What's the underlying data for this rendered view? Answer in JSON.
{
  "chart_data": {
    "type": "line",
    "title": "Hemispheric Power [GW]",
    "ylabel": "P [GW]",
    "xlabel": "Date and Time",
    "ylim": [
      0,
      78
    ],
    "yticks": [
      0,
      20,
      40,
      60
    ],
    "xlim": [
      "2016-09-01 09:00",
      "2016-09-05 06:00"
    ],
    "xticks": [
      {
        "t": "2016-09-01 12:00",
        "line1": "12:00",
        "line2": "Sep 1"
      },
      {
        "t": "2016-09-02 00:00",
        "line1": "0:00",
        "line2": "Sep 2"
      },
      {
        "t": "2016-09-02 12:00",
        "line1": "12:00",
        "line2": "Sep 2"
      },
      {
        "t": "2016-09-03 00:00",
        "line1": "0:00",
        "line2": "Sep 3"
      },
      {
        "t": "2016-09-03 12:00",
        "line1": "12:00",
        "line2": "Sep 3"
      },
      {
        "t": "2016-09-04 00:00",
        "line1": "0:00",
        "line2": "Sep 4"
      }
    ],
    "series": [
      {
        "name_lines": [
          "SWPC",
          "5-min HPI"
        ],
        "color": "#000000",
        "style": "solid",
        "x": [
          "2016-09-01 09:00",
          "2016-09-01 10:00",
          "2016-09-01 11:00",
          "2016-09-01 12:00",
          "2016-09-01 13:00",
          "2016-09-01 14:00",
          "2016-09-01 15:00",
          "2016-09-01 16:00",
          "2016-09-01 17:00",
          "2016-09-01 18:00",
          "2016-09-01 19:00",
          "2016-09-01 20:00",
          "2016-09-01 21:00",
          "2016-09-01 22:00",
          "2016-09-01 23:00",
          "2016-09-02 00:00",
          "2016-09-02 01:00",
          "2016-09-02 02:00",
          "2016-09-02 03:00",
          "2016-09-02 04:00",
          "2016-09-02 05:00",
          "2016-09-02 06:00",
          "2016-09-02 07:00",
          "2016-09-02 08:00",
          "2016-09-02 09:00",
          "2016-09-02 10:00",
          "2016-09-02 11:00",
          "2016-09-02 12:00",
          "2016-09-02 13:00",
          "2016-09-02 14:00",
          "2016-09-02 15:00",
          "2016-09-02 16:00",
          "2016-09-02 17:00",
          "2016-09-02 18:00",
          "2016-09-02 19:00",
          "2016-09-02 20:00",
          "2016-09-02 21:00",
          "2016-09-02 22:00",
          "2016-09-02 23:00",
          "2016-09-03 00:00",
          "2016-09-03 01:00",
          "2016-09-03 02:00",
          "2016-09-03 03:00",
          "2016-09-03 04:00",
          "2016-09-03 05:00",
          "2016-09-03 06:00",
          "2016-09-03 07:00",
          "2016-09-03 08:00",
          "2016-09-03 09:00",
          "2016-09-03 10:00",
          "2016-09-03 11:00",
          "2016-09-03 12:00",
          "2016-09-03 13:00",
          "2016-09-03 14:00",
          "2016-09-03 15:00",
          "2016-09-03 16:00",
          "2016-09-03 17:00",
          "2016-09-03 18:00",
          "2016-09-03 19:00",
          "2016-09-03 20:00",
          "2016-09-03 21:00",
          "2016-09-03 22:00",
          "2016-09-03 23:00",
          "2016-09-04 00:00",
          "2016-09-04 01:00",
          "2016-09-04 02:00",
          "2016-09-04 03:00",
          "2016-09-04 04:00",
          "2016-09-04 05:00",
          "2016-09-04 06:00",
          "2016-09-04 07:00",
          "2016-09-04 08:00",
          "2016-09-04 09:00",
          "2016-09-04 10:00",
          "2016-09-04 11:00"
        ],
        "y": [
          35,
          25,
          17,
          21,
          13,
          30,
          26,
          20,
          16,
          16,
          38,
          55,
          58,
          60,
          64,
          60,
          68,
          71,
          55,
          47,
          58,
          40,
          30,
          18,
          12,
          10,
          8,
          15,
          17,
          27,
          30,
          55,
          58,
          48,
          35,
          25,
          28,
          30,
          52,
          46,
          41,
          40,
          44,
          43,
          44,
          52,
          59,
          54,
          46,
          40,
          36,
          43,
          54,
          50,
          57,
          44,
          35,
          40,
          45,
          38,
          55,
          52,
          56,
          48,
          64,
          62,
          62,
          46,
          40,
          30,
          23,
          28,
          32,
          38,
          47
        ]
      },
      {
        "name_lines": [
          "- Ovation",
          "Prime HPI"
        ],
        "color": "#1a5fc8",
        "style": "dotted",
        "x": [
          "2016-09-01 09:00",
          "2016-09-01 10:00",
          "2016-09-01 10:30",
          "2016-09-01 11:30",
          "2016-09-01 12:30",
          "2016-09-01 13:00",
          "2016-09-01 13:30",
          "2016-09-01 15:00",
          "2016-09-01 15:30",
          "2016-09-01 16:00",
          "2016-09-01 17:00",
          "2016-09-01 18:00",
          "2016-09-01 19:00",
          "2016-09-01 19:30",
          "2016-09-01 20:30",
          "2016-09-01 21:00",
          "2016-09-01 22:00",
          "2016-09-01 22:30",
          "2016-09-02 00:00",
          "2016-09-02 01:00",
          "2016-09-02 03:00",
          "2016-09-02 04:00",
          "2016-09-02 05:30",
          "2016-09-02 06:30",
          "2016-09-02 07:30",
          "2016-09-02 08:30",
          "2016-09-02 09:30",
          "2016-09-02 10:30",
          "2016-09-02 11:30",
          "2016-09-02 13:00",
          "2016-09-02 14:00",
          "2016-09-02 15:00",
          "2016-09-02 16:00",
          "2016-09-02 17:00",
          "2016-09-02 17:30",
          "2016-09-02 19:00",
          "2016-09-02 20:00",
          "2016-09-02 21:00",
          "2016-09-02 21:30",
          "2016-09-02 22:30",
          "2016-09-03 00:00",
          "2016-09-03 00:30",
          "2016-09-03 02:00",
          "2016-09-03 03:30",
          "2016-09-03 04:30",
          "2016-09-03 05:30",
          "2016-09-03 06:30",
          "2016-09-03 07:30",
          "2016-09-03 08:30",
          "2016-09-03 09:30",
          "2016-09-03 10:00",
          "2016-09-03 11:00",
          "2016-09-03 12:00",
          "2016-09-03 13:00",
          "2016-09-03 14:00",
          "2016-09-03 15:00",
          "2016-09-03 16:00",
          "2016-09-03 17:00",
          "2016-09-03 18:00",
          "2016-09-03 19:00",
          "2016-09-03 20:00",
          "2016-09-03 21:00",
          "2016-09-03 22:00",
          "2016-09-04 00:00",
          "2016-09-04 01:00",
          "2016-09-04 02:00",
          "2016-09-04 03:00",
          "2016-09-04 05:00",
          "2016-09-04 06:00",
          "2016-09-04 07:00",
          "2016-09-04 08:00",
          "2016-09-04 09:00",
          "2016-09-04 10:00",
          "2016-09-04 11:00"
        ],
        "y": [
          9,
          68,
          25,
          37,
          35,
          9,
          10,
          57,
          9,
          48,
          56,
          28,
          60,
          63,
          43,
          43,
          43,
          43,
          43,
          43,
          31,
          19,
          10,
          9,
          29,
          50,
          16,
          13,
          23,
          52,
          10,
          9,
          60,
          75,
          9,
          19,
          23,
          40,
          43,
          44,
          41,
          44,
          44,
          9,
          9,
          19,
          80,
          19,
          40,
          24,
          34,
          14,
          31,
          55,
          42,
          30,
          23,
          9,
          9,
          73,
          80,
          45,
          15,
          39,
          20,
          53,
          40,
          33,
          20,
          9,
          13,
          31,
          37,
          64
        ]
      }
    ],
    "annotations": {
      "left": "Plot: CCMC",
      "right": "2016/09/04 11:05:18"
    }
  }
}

> _Given problem_
Print the records once more, exactly as they were given.

> _Result of this exercise_
What's the underlying data for this rendered view? Answer in JSON.
{
  "chart_data": {
    "type": "line",
    "title": "Hemispheric Power [GW]",
    "ylabel": "P [GW]",
    "xlabel": "Date and Time",
    "ylim": [
      0,
      78
    ],
    "yticks": [
      0,
      20,
      40,
      60
    ],
    "xlim": [
      "2016-09-01 09:00",
      "2016-09-05 06:00"
    ],
    "xticks": [
      {
        "t": "2016-09-01 12:00",
        "line1": "12:00",
        "line2": "Sep 1"
      },
      {
        "t": "2016-09-02 00:00",
        "line1": "0:00",
        "line2": "Sep 2"
      },
      {
        "t": "2016-09-02 12:00",
        "line1": "12:00",
        "line2": "Sep 2"
      },
      {
        "t": "2016-09-03 00:00",
        "line1": "0:00",
        "line2": "Sep 3"
      },
      {
        "t": "2016-09-03 12:00",
        "line1": "12:00",
        "line2": "Sep 3"
      },
      {
        "t": "2016-09-04 00:00",
        "line1": "0:00",
        "line2": "Sep 4"
      }
    ],
    "series": [
      {
        "name_lines": [
          "SWPC",
          "5-min HPI"
        ],
        "color": "#000000",
        "style": "solid",
        "x": [
          "2016-09-01 09:00",
          "2016-09-01 10:00",
          "2016-09-01 11:00",
          "2016-09-01 12:00",
          "2016-09-01 13:00",
          "2016-09-01 14:00",
          "2016-09-01 15:00",
          "2016-09-01 16:00",
          "2016-09-01 17:00",
          "2016-09-01 18:00",
          "2016-09-01 19:00",
          "2016-09-01 20:00",
          "2016-09-01 21:00",
          "2016-09-01 22:00",
          "2016-09-01 23:00",
          "2016-09-02 00:00",
          "2016-09-02 01:00",
          "2016-09-02 02:00",
          "2016-09-02 03:00",
          "2016-09-02 04:00",
          "2016-09-02 05:00",
          "2016-09-02 06:00",
          "2016-09-02 07:00",
          "2016-09-02 08:00",
          "2016-09-02 09:00",
          "2016-09-02 10:00",
          "2016-09-02 11:00",
          "2016-09-02 12:00",
          "2016-09-02 13:00",
          "2016-09-02 14:00",
          "2016-09-02 15:00",
          "2016-09-02 16:00",
          "2016-09-02 17:00",
          "2016-09-02 18:00",
          "2016-09-02 19:00",
          "2016-09-02 20:00",
          "2016-09-02 21:00",
          "2016-09-02 22:00",
          "2016-09-02 23:00",
          "2016-09-03 00:00",
          "2016-09-03 01:00",
          "2016-09-03 02:00",
          "2016-09-03 03:00",
          "2016-09-03 04:00",
          "2016-09-03 05:00",
          "2016-09-03 06:00",
          "2016-09-03 07:00",
          "2016-09-03 08:00",
          "2016-09-03 09:00",
          "2016-09-03 10:00",
          "2016-09-03 11:00",
          "2016-09-03 12:00",
          "2016-09-03 13:00",
          "2016-09-03 14:00",
          "2016-09-03 15:00",
          "2016-09-03 16:00",
          "2016-09-03 17:00",
          "2016-09-03 18:00",
          "2016-09-03 19:00",
          "2016-09-03 20:00",
          "2016-09-03 21:00",
          "2016-09-03 22:00",
          "2016-09-03 23:00",
          "2016-09-04 00:00",
          "2016-09-04 01:00",
          "2016-09-04 02:00",
          "2016-09-04 03:00",
          "2016-09-04 04:00",
          "2016-09-04 05:00",
          "2016-09-04 06:00",
          "2016-09-04 07:00",
          "2016-09-04 08:00",
          "2016-09-04 09:00",
          "2016-09-04 10:00",
          "2016-09-04 11:00"
        ],
        "y": [
          35,
          25,
          17,
          21,
          13,
          30,
          26,
          20,
          16,
          16,
          38,
          55,
          58,
          60,
          64,
          60,
          68,
          71,
          55,
          47,
          58,
          40,
          30,
          18,
          12,
          10,
          8,
          15,
          17,
          27,
          30,
          55,
          58,
          48,
          35,
          25,
          28,
          30,
          52,
          46,
          41,
          40,
          44,
          43,
          44,
          52,
          59,
          54,
          46,
          40,
          36,
          43,
          54,
          50,
          57,
          44,
          35,
          40,
          45,
          38,
          55,
          52,
          56,
          48,
          64,
          62,
          62,
          46,
          40,
          30,
          23,
          28,
          32,
          38,
          47
        ]
      },
      {
        "name_lines": [
          "- Ovation",
          "Prime HPI"
        ],
        "color": "#1a5fc8",
        "style": "dotted",
        "x": [
          "2016-09-01 09:00",
          "2016-09-01 10:00",
          "2016-09-01 10:30",
          "2016-09-01 11:30",
          "2016-09-01 12:30",
          "2016-09-01 13:00",
          "2016-09-01 13:30",
          "2016-09-01 15:00",
          "2016-09-01 15:30",
          "2016-09-01 16:00",
          "2016-09-01 17:00",
          "2016-09-01 18:00",
          "2016-09-01 19:00",
          "2016-09-01 19:30",
          "2016-09-01 20:30",
          "2016-09-01 21:00",
          "2016-09-01 22:00",
          "2016-09-01 22:30",
          "2016-09-02 00:00",
          "2016-09-02 01:00",
          "2016-09-02 03:00",
          "2016-09-02 04:00",
          "2016-09-02 05:30",
          "2016-09-02 06:30",
          "2016-09-02 07:30",
          "2016-09-02 08:30",
          "2016-09-02 09:30",
          "2016-09-02 10:30",
          "2016-09-02 11:30",
          "2016-09-02 13:00",
          "2016-09-02 14:00",
          "2016-09-02 15:00",
          "2016-09-02 16:00",
          "2016-09-02 17:00",
          "2016-09-02 17:30",
          "2016-09-02 19:00",
          "2016-09-02 20:00",
          "2016-09-02 21:00",
          "2016-09-02 21:30",
          "2016-09-02 22:30",
          "2016-09-03 00:00",
          "2016-09-03 00:30",
          "2016-09-03 02:00",
          "2016-09-03 03:30",
          "2016-09-03 04:30",
          "2016-09-03 05:30",
          "2016-09-03 06:30",
          "2016-09-03 07:30",
          "2016-09-03 08:30",
          "2016-09-03 09:30",
          "2016-09-03 10:00",
          "2016-09-03 11:00",
          "2016-09-03 12:00",
          "2016-09-03 13:00",
          "2016-09-03 14:00",
          "2016-09-03 15:00",
          "2016-09-03 16:00",
          "2016-09-03 17:00",
          "2016-09-03 18:00",
          "2016-09-03 19:00",
          "2016-09-03 20:00",
          "2016-09-03 21:00",
          "2016-09-03 22:00",
          "2016-09-04 00:00",
          "2016-09-04 01:00",
          "2016-09-04 02:00",
          "2016-09-04 03:00",
          "2016-09-04 05:00",
          "2016-09-04 06:00",
          "2016-09-04 07:00",
          "2016-09-04 08:00",
          "2016-09-04 09:00",
          "2016-09-04 10:00",
          "2016-09-04 11:00"
        ],
        "y": [
          9,
          68,
          25,
          37,
          35,
          9,
          10,
          57,
          9,
          48,
          56,
          28,
          60,
          63,
          43,
          43,
          43,
          43,
          43,
          43,
          31,
          19,
          10,
          9,
          29,
          50,
          16,
          13,
          23,
          52,
          10,
          9,
          60,
          75,
          9,
          19,
          23,
          40,
          43,
          44,
          41,
          44,
          44,
          9,
          9,
          19,
          80,
          19,
          40,
          24,
          34,
          14,
          31,
          55,
          42,
          30,
          23,
          9,
          9,
          73,
          80,
          45,
          15,
          39,
          20,
          53,
          40,
          33,
          20,
          9,
          13,
          31,
          37,
          64
        ]
      }
    ],
    "annotations": {
      "left": "Plot: CCMC",
      "right": "2016/09/04 11:05:18"
    }
  }
}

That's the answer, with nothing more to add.